#### Provided records
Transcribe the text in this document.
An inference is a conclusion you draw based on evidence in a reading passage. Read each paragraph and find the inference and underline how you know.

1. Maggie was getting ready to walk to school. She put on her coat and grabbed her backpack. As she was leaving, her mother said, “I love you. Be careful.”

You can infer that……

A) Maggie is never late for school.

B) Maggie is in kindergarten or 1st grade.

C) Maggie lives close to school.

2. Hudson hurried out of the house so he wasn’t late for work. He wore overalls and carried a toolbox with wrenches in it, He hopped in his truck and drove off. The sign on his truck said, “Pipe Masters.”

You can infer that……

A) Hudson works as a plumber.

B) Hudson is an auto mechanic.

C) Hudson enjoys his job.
########
#### Provided records
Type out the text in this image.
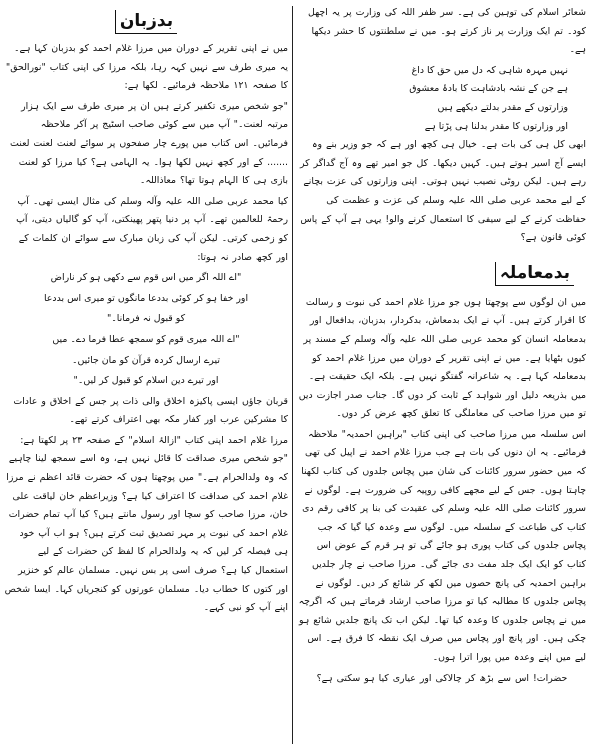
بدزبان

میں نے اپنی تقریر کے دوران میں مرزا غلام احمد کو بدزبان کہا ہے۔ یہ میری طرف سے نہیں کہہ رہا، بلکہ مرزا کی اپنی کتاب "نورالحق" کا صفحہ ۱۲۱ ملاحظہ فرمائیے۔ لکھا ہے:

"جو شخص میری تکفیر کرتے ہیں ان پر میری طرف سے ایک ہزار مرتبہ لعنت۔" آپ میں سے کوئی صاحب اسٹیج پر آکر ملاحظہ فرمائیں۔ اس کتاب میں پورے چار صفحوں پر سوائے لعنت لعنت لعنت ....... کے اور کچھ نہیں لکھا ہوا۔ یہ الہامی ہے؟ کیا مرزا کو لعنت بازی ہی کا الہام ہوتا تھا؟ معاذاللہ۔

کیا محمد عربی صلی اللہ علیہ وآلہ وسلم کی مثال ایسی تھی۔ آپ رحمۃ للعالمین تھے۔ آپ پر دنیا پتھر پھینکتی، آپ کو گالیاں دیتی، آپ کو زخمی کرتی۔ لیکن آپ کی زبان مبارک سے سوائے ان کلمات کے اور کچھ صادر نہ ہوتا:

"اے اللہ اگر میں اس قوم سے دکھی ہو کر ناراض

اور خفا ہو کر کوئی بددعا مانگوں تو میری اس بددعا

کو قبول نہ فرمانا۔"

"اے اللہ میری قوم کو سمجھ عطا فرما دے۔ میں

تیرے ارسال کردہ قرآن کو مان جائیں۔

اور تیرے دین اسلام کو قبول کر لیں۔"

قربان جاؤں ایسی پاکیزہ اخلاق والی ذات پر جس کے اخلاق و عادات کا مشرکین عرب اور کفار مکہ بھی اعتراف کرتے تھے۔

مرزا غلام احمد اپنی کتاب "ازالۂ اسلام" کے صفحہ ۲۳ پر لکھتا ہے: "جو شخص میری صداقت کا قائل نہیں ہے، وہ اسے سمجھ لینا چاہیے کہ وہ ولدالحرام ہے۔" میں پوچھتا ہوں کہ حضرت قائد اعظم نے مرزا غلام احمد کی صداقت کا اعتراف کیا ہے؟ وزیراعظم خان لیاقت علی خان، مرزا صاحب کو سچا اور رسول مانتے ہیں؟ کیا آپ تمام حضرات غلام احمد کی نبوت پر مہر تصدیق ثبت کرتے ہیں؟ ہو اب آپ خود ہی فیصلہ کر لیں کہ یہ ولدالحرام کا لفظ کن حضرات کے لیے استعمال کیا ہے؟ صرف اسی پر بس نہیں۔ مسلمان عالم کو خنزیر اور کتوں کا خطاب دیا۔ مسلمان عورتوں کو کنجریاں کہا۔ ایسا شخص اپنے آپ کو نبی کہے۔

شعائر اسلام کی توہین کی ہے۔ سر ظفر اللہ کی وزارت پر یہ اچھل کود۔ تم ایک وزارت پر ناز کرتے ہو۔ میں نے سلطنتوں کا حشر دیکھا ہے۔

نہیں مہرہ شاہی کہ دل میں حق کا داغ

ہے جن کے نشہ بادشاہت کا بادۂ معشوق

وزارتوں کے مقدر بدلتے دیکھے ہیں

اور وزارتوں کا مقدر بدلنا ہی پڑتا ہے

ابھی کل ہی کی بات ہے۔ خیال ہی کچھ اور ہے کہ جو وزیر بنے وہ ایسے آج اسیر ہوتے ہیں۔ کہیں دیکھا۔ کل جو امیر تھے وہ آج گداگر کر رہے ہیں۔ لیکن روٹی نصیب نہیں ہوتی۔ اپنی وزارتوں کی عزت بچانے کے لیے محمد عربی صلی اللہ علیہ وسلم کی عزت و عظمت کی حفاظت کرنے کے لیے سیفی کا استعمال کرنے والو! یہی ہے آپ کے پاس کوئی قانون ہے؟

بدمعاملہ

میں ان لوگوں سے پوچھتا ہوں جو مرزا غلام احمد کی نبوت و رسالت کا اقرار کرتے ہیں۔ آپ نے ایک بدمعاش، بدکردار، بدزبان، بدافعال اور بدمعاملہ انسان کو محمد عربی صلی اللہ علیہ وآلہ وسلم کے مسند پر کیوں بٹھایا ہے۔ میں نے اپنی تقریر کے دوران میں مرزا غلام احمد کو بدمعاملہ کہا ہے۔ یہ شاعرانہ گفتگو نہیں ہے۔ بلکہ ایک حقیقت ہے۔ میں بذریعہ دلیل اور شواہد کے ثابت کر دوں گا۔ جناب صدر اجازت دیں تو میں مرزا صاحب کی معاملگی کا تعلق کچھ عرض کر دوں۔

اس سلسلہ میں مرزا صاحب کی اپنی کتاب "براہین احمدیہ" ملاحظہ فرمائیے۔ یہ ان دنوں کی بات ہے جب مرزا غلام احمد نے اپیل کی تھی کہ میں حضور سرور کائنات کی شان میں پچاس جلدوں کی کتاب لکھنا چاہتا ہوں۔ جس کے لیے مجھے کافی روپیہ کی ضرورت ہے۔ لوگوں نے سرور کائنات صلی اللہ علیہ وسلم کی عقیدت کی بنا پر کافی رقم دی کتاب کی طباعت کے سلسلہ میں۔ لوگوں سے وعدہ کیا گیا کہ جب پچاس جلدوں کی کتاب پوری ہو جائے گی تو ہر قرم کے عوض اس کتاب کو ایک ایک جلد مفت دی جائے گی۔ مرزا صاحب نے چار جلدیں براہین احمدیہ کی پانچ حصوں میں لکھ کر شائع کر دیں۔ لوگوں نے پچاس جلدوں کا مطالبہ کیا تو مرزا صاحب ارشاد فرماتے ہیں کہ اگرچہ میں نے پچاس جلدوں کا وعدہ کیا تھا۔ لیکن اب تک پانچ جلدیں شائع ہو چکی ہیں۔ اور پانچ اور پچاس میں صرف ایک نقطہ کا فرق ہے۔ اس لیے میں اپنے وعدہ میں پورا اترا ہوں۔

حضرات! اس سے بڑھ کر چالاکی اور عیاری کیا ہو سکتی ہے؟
########
• _What to do_:
The word "text" appears in how many lines of the data? Answer with only the number.

• _Final answer_:
2